**Task goal:** Copy each line below exactly and leave the pictures out.

**Records for this exercise:**

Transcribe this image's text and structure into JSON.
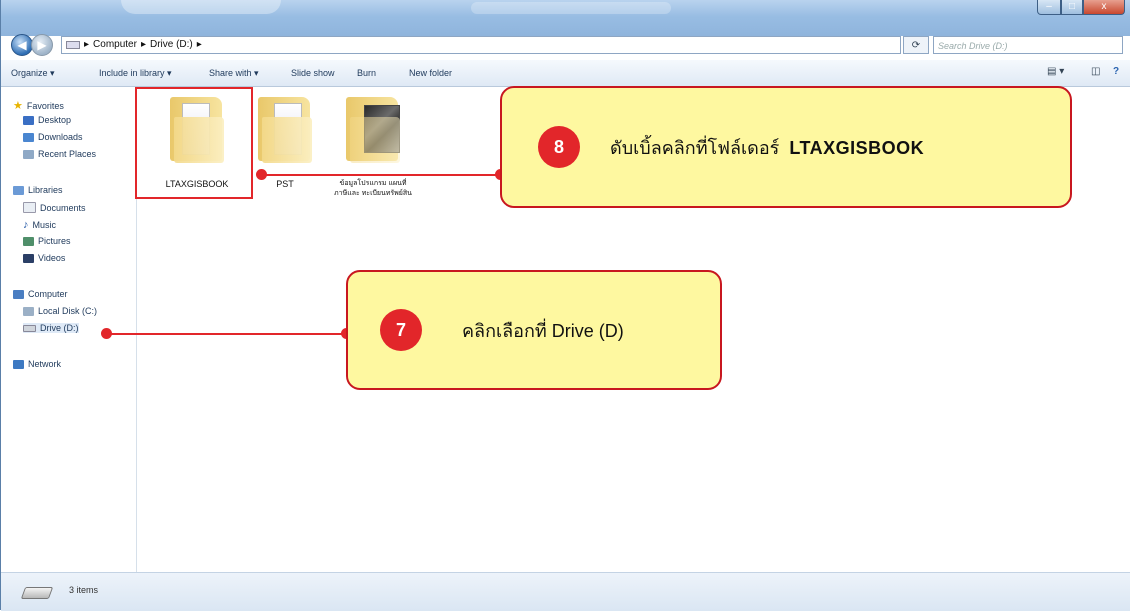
{
  "address": {
    "segments": [
      "Computer",
      "Drive (D:)"
    ],
    "separator": "▸",
    "search_placeholder": "Search Drive (D:)",
    "refresh_label": "⟳"
  },
  "toolbar": {
    "organize": "Organize ▾",
    "include": "Include in library ▾",
    "share": "Share with ▾",
    "slideshow": "Slide show",
    "burn": "Burn",
    "newfolder": "New folder"
  },
  "sidebar": {
    "favorites": "Favorites",
    "desktop": "Desktop",
    "downloads": "Downloads",
    "recent": "Recent Places",
    "libraries": "Libraries",
    "documents": "Documents",
    "music": "Music",
    "pictures": "Pictures",
    "videos": "Videos",
    "computer": "Computer",
    "localdisk": "Local Disk (C:)",
    "drive_d": "Drive (D:)",
    "network": "Network"
  },
  "folders": [
    {
      "name": "LTAXGISBOOK"
    },
    {
      "name": "PST"
    },
    {
      "name": "ข้อมูลโปรแกรม แผนที่ภาษีและ ทะเบียนทรัพย์สิน"
    }
  ],
  "status": {
    "items": "3 items"
  },
  "callouts": {
    "step8": {
      "number": "8",
      "text": "ดับเบิ้ลคลิกที่โฟล์เดอร์",
      "bold": "LTAXGISBOOK"
    },
    "step7": {
      "number": "7",
      "text": "คลิกเลือกที่ Drive (D)"
    }
  },
  "colors": {
    "accent_red": "#e2262a",
    "callout_bg": "#fef8a0"
  }
}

**Result:**
Transcribe this image's text and structure into JSON.
{
  "address": {
    "segments": [
      "Computer",
      "Drive (D:)"
    ],
    "separator": "▸",
    "search_placeholder": "Search Drive (D:)",
    "refresh_label": "⟳"
  },
  "toolbar": {
    "organize": "Organize ▾",
    "include": "Include in library ▾",
    "share": "Share with ▾",
    "slideshow": "Slide show",
    "burn": "Burn",
    "newfolder": "New folder"
  },
  "sidebar": {
    "favorites": "Favorites",
    "desktop": "Desktop",
    "downloads": "Downloads",
    "recent": "Recent Places",
    "libraries": "Libraries",
    "documents": "Documents",
    "music": "Music",
    "pictures": "Pictures",
    "videos": "Videos",
    "computer": "Computer",
    "localdisk": "Local Disk (C:)",
    "drive_d": "Drive (D:)",
    "network": "Network"
  },
  "folders": [
    {
      "name": "LTAXGISBOOK"
    },
    {
      "name": "PST"
    },
    {
      "name": "ข้อมูลโปรแกรม แผนที่ภาษีและ ทะเบียนทรัพย์สิน"
    }
  ],
  "status": {
    "items": "3 items"
  },
  "callouts": {
    "step8": {
      "number": "8",
      "text": "ดับเบิ้ลคลิกที่โฟล์เดอร์",
      "bold": "LTAXGISBOOK"
    },
    "step7": {
      "number": "7",
      "text": "คลิกเลือกที่ Drive (D)"
    }
  },
  "colors": {
    "accent_red": "#e2262a",
    "callout_bg": "#fef8a0"
  }
}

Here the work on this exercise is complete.